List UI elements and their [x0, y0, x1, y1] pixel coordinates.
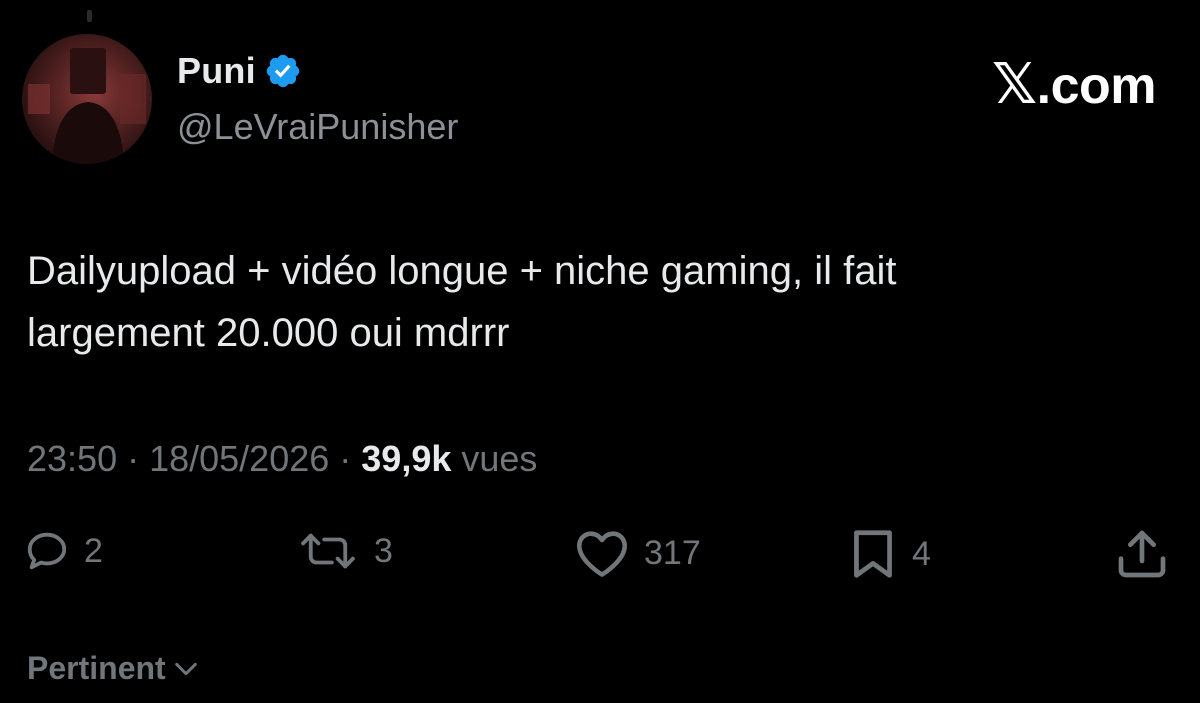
action-bar: 2 3 317 4	[0, 528, 1200, 588]
author-name-row[interactable]: Puni	[177, 50, 302, 92]
views-label: vues	[451, 438, 538, 479]
bookmark-button[interactable]: 4	[848, 528, 931, 580]
avatar[interactable]	[22, 34, 152, 164]
like-button[interactable]: 317	[574, 528, 701, 578]
reply-sort-label: Pertinent	[27, 650, 166, 686]
tweet-text: Dailyupload + vidéo longue + niche gamin…	[27, 240, 1167, 364]
repost-icon	[301, 533, 355, 569]
bookmark-count: 4	[912, 534, 931, 573]
like-count: 317	[644, 533, 701, 572]
scroll-indicator	[87, 10, 92, 22]
brand-logo: 𝕏 .com	[992, 52, 1157, 117]
tweet-meta: 23:50 · 18/05/2026 · 39,9k vues	[27, 438, 537, 480]
share-button[interactable]	[1114, 528, 1170, 580]
tweet-time[interactable]: 23:50	[27, 438, 117, 480]
avatar-image	[28, 48, 146, 164]
reply-button[interactable]: 2	[24, 528, 103, 574]
repost-button[interactable]: 3	[296, 528, 393, 574]
tweet-line-2: largement 20.000 oui mdrrr	[27, 311, 510, 355]
bookmark-icon	[854, 530, 892, 578]
share-icon	[1118, 530, 1166, 578]
reply-sort-dropdown[interactable]: Pertinent	[27, 650, 200, 687]
tweet-line-1: Dailyupload + vidéo longue + niche gamin…	[27, 249, 897, 293]
reply-icon	[27, 532, 67, 570]
tweet-date[interactable]: 18/05/2026	[149, 438, 329, 480]
views-count[interactable]: 39,9k	[361, 438, 451, 480]
meta-separator: ·	[329, 438, 362, 479]
author-display-name[interactable]: Puni	[177, 50, 256, 92]
chevron-down-icon	[174, 662, 197, 675]
like-icon	[577, 531, 627, 577]
author-handle[interactable]: @LeVraiPunisher	[177, 106, 458, 148]
meta-separator: ·	[117, 438, 150, 479]
brand-suffix: .com	[1036, 57, 1157, 115]
verified-badge-icon	[264, 52, 302, 90]
reply-count: 2	[84, 531, 103, 570]
repost-count: 3	[374, 531, 393, 570]
x-logo-icon: 𝕏	[992, 52, 1037, 117]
*****
Write out the lines of the listing as a numbered list, from the line containing "action-bar: 2 3" to the line containing "650, 200, 687]", including both, and skip any blank lines.

THE RESULT:
1. action-bar: 2 3 317 4	[0, 528, 1200, 588]
2. author-name-row[interactable]: Puni	[177, 50, 302, 92]
3. views-label: vues	[451, 438, 538, 479]
4. bookmark-button[interactable]: 4	[848, 528, 931, 580]
5. avatar[interactable]	[22, 34, 152, 164]
6. like-button[interactable]: 317	[574, 528, 701, 578]
7. reply-sort-label: Pertinent	[27, 650, 166, 686]
8. tweet-text: Dailyupload + vidéo longue + niche gamin…	[27, 240, 1167, 364]
9. repost-icon	[301, 533, 355, 569]
10. bookmark-count: 4	[912, 534, 931, 573]
11. like-count: 317	[644, 533, 701, 572]
12. scroll-indicator	[87, 10, 92, 22]
13. brand-logo: 𝕏 .com	[992, 52, 1157, 117]
14. tweet-meta: 23:50 · 18/05/2026 · 39,9k vues	[27, 438, 537, 480]
15. share-button[interactable]	[1114, 528, 1170, 580]
16. tweet-time[interactable]: 23:50	[27, 438, 117, 480]
17. avatar-image	[28, 48, 146, 164]
18. reply-button[interactable]: 2	[24, 528, 103, 574]
19. repost-button[interactable]: 3	[296, 528, 393, 574]
20. tweet-line-2: largement 20.000 oui mdrrr	[27, 311, 510, 355]
21. bookmark-icon	[854, 530, 892, 578]
22. share-icon	[1118, 530, 1166, 578]
23. reply-sort-dropdown[interactable]: Pertinent	[27, 650, 200, 687]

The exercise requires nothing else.